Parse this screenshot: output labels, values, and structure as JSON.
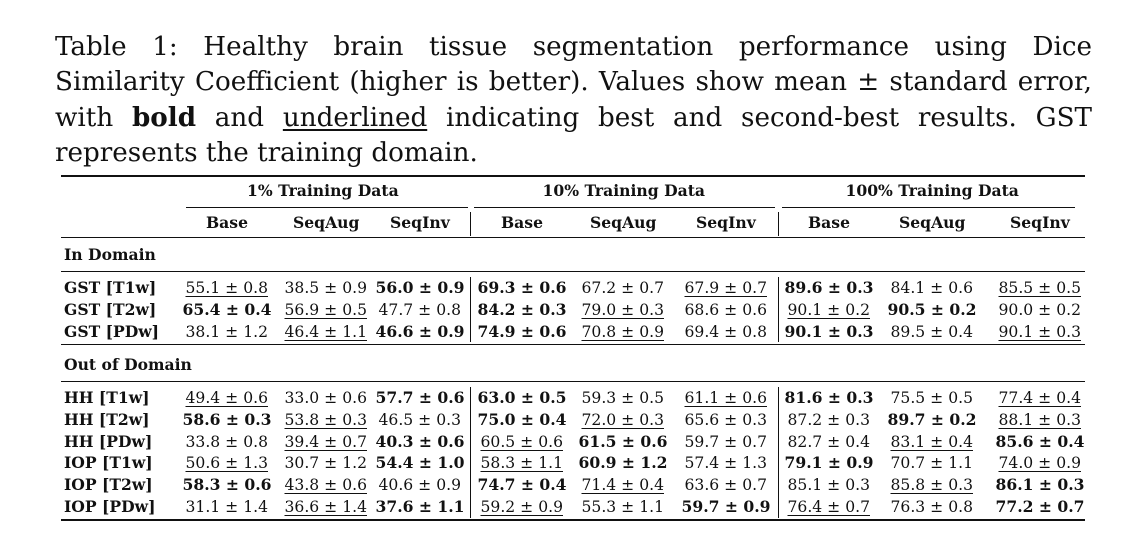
{
  "caption": {
    "part1": "Table 1: Healthy brain tissue segmentation performance using Dice Similarity Coefficient (higher is better). Values show mean ± standard error, with ",
    "bold_word": "bold",
    "part2": " and ",
    "underline_word": "underlined",
    "part3": " indicating best and second-best results. GST represents the training domain."
  },
  "groups": [
    "1% Training Data",
    "10% Training Data",
    "100% Training Data"
  ],
  "subheaders": [
    "Base",
    "SeqAug",
    "SeqInv",
    "Base",
    "SeqAug",
    "SeqInv",
    "Base",
    "SeqAug",
    "SeqInv"
  ],
  "sections": [
    {
      "title": "In Domain",
      "rows": [
        {
          "label": "GST [T1w]",
          "cells": [
            {
              "v": "55.1 ± 0.8",
              "s": "u"
            },
            {
              "v": "38.5 ± 0.9",
              "s": ""
            },
            {
              "v": "56.0 ± 0.9",
              "s": "b"
            },
            {
              "v": "69.3 ± 0.6",
              "s": "b"
            },
            {
              "v": "67.2 ± 0.7",
              "s": ""
            },
            {
              "v": "67.9 ± 0.7",
              "s": "u"
            },
            {
              "v": "89.6 ± 0.3",
              "s": "b"
            },
            {
              "v": "84.1 ± 0.6",
              "s": ""
            },
            {
              "v": "85.5 ± 0.5",
              "s": "u"
            }
          ]
        },
        {
          "label": "GST [T2w]",
          "cells": [
            {
              "v": "65.4 ± 0.4",
              "s": "b"
            },
            {
              "v": "56.9 ± 0.5",
              "s": "u"
            },
            {
              "v": "47.7 ± 0.8",
              "s": ""
            },
            {
              "v": "84.2 ± 0.3",
              "s": "b"
            },
            {
              "v": "79.0 ± 0.3",
              "s": "u"
            },
            {
              "v": "68.6 ± 0.6",
              "s": ""
            },
            {
              "v": "90.1 ± 0.2",
              "s": "u"
            },
            {
              "v": "90.5 ± 0.2",
              "s": "b"
            },
            {
              "v": "90.0 ± 0.2",
              "s": ""
            }
          ]
        },
        {
          "label": "GST [PDw]",
          "cells": [
            {
              "v": "38.1 ± 1.2",
              "s": ""
            },
            {
              "v": "46.4 ± 1.1",
              "s": "u"
            },
            {
              "v": "46.6 ± 0.9",
              "s": "b"
            },
            {
              "v": "74.9 ± 0.6",
              "s": "b"
            },
            {
              "v": "70.8 ± 0.9",
              "s": "u"
            },
            {
              "v": "69.4 ± 0.8",
              "s": ""
            },
            {
              "v": "90.1 ± 0.3",
              "s": "b"
            },
            {
              "v": "89.5 ± 0.4",
              "s": ""
            },
            {
              "v": "90.1 ± 0.3",
              "s": "u"
            }
          ]
        }
      ]
    },
    {
      "title": "Out of Domain",
      "rows": [
        {
          "label": "HH [T1w]",
          "cells": [
            {
              "v": "49.4 ± 0.6",
              "s": "u"
            },
            {
              "v": "33.0 ± 0.6",
              "s": ""
            },
            {
              "v": "57.7 ± 0.6",
              "s": "b"
            },
            {
              "v": "63.0 ± 0.5",
              "s": "b"
            },
            {
              "v": "59.3 ± 0.5",
              "s": ""
            },
            {
              "v": "61.1 ± 0.6",
              "s": "u"
            },
            {
              "v": "81.6 ± 0.3",
              "s": "b"
            },
            {
              "v": "75.5 ± 0.5",
              "s": ""
            },
            {
              "v": "77.4 ± 0.4",
              "s": "u"
            }
          ]
        },
        {
          "label": "HH [T2w]",
          "cells": [
            {
              "v": "58.6 ± 0.3",
              "s": "b"
            },
            {
              "v": "53.8 ± 0.3",
              "s": "u"
            },
            {
              "v": "46.5 ± 0.3",
              "s": ""
            },
            {
              "v": "75.0 ± 0.4",
              "s": "b"
            },
            {
              "v": "72.0 ± 0.3",
              "s": "u"
            },
            {
              "v": "65.6 ± 0.3",
              "s": ""
            },
            {
              "v": "87.2 ± 0.3",
              "s": ""
            },
            {
              "v": "89.7 ± 0.2",
              "s": "b"
            },
            {
              "v": "88.1 ± 0.3",
              "s": "u"
            }
          ]
        },
        {
          "label": "HH [PDw]",
          "cells": [
            {
              "v": "33.8 ± 0.8",
              "s": ""
            },
            {
              "v": "39.4 ± 0.7",
              "s": "u"
            },
            {
              "v": "40.3 ± 0.6",
              "s": "b"
            },
            {
              "v": "60.5 ± 0.6",
              "s": "u"
            },
            {
              "v": "61.5 ± 0.6",
              "s": "b"
            },
            {
              "v": "59.7 ± 0.7",
              "s": ""
            },
            {
              "v": "82.7 ± 0.4",
              "s": ""
            },
            {
              "v": "83.1 ± 0.4",
              "s": "u"
            },
            {
              "v": "85.6 ± 0.4",
              "s": "b"
            }
          ]
        },
        {
          "label": "IOP [T1w]",
          "cells": [
            {
              "v": "50.6 ± 1.3",
              "s": "u"
            },
            {
              "v": "30.7 ± 1.2",
              "s": ""
            },
            {
              "v": "54.4 ± 1.0",
              "s": "b"
            },
            {
              "v": "58.3 ± 1.1",
              "s": "u"
            },
            {
              "v": "60.9 ± 1.2",
              "s": "b"
            },
            {
              "v": "57.4 ± 1.3",
              "s": ""
            },
            {
              "v": "79.1 ± 0.9",
              "s": "b"
            },
            {
              "v": "70.7 ± 1.1",
              "s": ""
            },
            {
              "v": "74.0 ± 0.9",
              "s": "u"
            }
          ]
        },
        {
          "label": "IOP [T2w]",
          "cells": [
            {
              "v": "58.3 ± 0.6",
              "s": "b"
            },
            {
              "v": "43.8 ± 0.6",
              "s": "u"
            },
            {
              "v": "40.6 ± 0.9",
              "s": ""
            },
            {
              "v": "74.7 ± 0.4",
              "s": "b"
            },
            {
              "v": "71.4 ± 0.4",
              "s": "u"
            },
            {
              "v": "63.6 ± 0.7",
              "s": ""
            },
            {
              "v": "85.1 ± 0.3",
              "s": ""
            },
            {
              "v": "85.8 ± 0.3",
              "s": "u"
            },
            {
              "v": "86.1 ± 0.3",
              "s": "b"
            }
          ]
        },
        {
          "label": "IOP [PDw]",
          "cells": [
            {
              "v": "31.1 ± 1.4",
              "s": ""
            },
            {
              "v": "36.6 ± 1.4",
              "s": "u"
            },
            {
              "v": "37.6 ± 1.1",
              "s": "b"
            },
            {
              "v": "59.2 ± 0.9",
              "s": "u"
            },
            {
              "v": "55.3 ± 1.1",
              "s": ""
            },
            {
              "v": "59.7 ± 0.9",
              "s": "b"
            },
            {
              "v": "76.4 ± 0.7",
              "s": "u"
            },
            {
              "v": "76.3 ± 0.8",
              "s": ""
            },
            {
              "v": "77.2 ± 0.7",
              "s": "b"
            }
          ]
        }
      ]
    }
  ]
}
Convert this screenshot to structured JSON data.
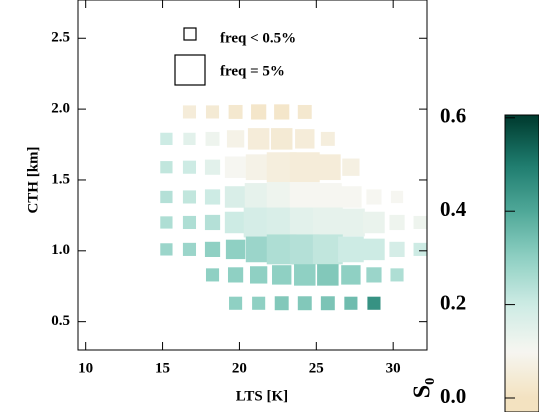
{
  "chart_data": {
    "type": "scatter",
    "xlabel": "LTS [K]",
    "ylabel": "CTH [km]",
    "colorbar_label": "S₀",
    "xlim": [
      9.5,
      32.2
    ],
    "ylim": [
      0.3,
      2.77
    ],
    "xticks": [
      10,
      15,
      20,
      25,
      30
    ],
    "yticks": [
      0.5,
      {
        "value": 1.0,
        "label": "1.0"
      },
      1.5,
      {
        "value": 2.0,
        "label": "2.0"
      },
      2.5
    ],
    "clim": [
      -0.03,
      0.606
    ],
    "cticks": [
      {
        "value": 0.0,
        "label": "0.0"
      },
      0.2,
      0.4,
      0.6
    ],
    "colormap": [
      "#f3e2c0",
      "#f6f6f1",
      "#cdebe4",
      "#8fd0c3",
      "#4fa898",
      "#1e7c6e",
      "#003c30"
    ],
    "colormap_range": [
      0,
      0.6
    ],
    "legend": [
      "freq < 0.5%",
      "freq = 5%"
    ],
    "series": [
      {
        "name": "freq",
        "x": [
          16.75,
          18.25,
          19.75,
          21.25,
          22.75,
          24.25,
          15.25,
          16.75,
          18.25,
          19.75,
          21.25,
          22.75,
          24.25,
          25.75,
          15.25,
          16.75,
          18.25,
          19.75,
          21.25,
          22.75,
          24.25,
          25.75,
          27.25,
          15.25,
          16.75,
          18.25,
          19.75,
          21.25,
          22.75,
          24.25,
          25.75,
          27.25,
          28.75,
          30.25,
          15.25,
          16.75,
          18.25,
          19.75,
          21.25,
          22.75,
          24.25,
          25.75,
          27.25,
          28.75,
          30.25,
          31.75,
          15.25,
          16.75,
          18.25,
          19.75,
          21.25,
          22.75,
          24.25,
          25.75,
          27.25,
          28.75,
          30.25,
          31.75,
          18.25,
          19.75,
          21.25,
          22.75,
          24.25,
          25.75,
          27.25,
          28.75,
          30.25,
          19.75,
          21.25,
          22.75,
          24.25,
          25.75,
          27.25,
          28.75
        ],
        "values": [
          1.98,
          1.98,
          1.98,
          1.98,
          1.98,
          1.98,
          1.79,
          1.79,
          1.79,
          1.79,
          1.79,
          1.79,
          1.79,
          1.79,
          1.59,
          1.59,
          1.59,
          1.59,
          1.59,
          1.59,
          1.59,
          1.59,
          1.59,
          1.38,
          1.38,
          1.38,
          1.38,
          1.38,
          1.38,
          1.38,
          1.38,
          1.38,
          1.38,
          1.38,
          1.2,
          1.2,
          1.2,
          1.2,
          1.2,
          1.2,
          1.2,
          1.2,
          1.2,
          1.2,
          1.2,
          1.2,
          1.01,
          1.01,
          1.01,
          1.01,
          1.01,
          1.01,
          1.01,
          1.01,
          1.01,
          1.01,
          1.01,
          1.01,
          0.83,
          0.83,
          0.83,
          0.83,
          0.83,
          0.83,
          0.83,
          0.83,
          0.83,
          0.63,
          0.63,
          0.63,
          0.63,
          0.63,
          0.63,
          0.63
        ],
        "sizes": [
          1,
          1,
          1.2,
          1.5,
          1.5,
          1.2,
          0.8,
          0.8,
          1.2,
          2,
          3,
          3,
          2.5,
          1.2,
          0.8,
          1,
          1.5,
          3,
          4,
          5,
          5,
          4,
          2,
          0.8,
          1,
          1.5,
          3,
          4.5,
          5,
          5,
          4.5,
          3,
          1.5,
          0.8,
          0.8,
          1,
          1.5,
          3,
          5,
          5,
          5,
          5,
          4.5,
          3,
          1.5,
          1,
          0.8,
          1,
          1.5,
          2.5,
          4,
          5,
          5,
          5,
          4,
          3,
          1.5,
          1,
          1,
          1.5,
          2,
          2.5,
          3,
          3,
          2.5,
          1.5,
          1,
          1,
          1,
          1.2,
          1.2,
          1.2,
          1,
          1
        ],
        "colors": [
          0.05,
          0.04,
          0.03,
          0.02,
          0.02,
          0.03,
          0.2,
          0.15,
          0.12,
          0.08,
          0.05,
          0.04,
          0.05,
          0.06,
          0.22,
          0.2,
          0.15,
          0.1,
          0.08,
          0.06,
          0.05,
          0.05,
          0.07,
          0.24,
          0.22,
          0.2,
          0.17,
          0.14,
          0.12,
          0.1,
          0.1,
          0.1,
          0.1,
          0.1,
          0.25,
          0.25,
          0.24,
          0.2,
          0.18,
          0.17,
          0.15,
          0.14,
          0.14,
          0.13,
          0.12,
          0.12,
          0.28,
          0.28,
          0.3,
          0.3,
          0.28,
          0.25,
          0.24,
          0.22,
          0.2,
          0.2,
          0.18,
          0.2,
          0.3,
          0.3,
          0.3,
          0.3,
          0.3,
          0.32,
          0.3,
          0.28,
          0.25,
          0.3,
          0.3,
          0.32,
          0.32,
          0.33,
          0.35,
          0.45
        ]
      }
    ]
  }
}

----------

## Challenge
Search the listing for the word "this" and return each line that holds it.

## Correct result
Parse this screenshot: output labels, values, and structure as JSON.
Convert this screenshot to structured JSON data.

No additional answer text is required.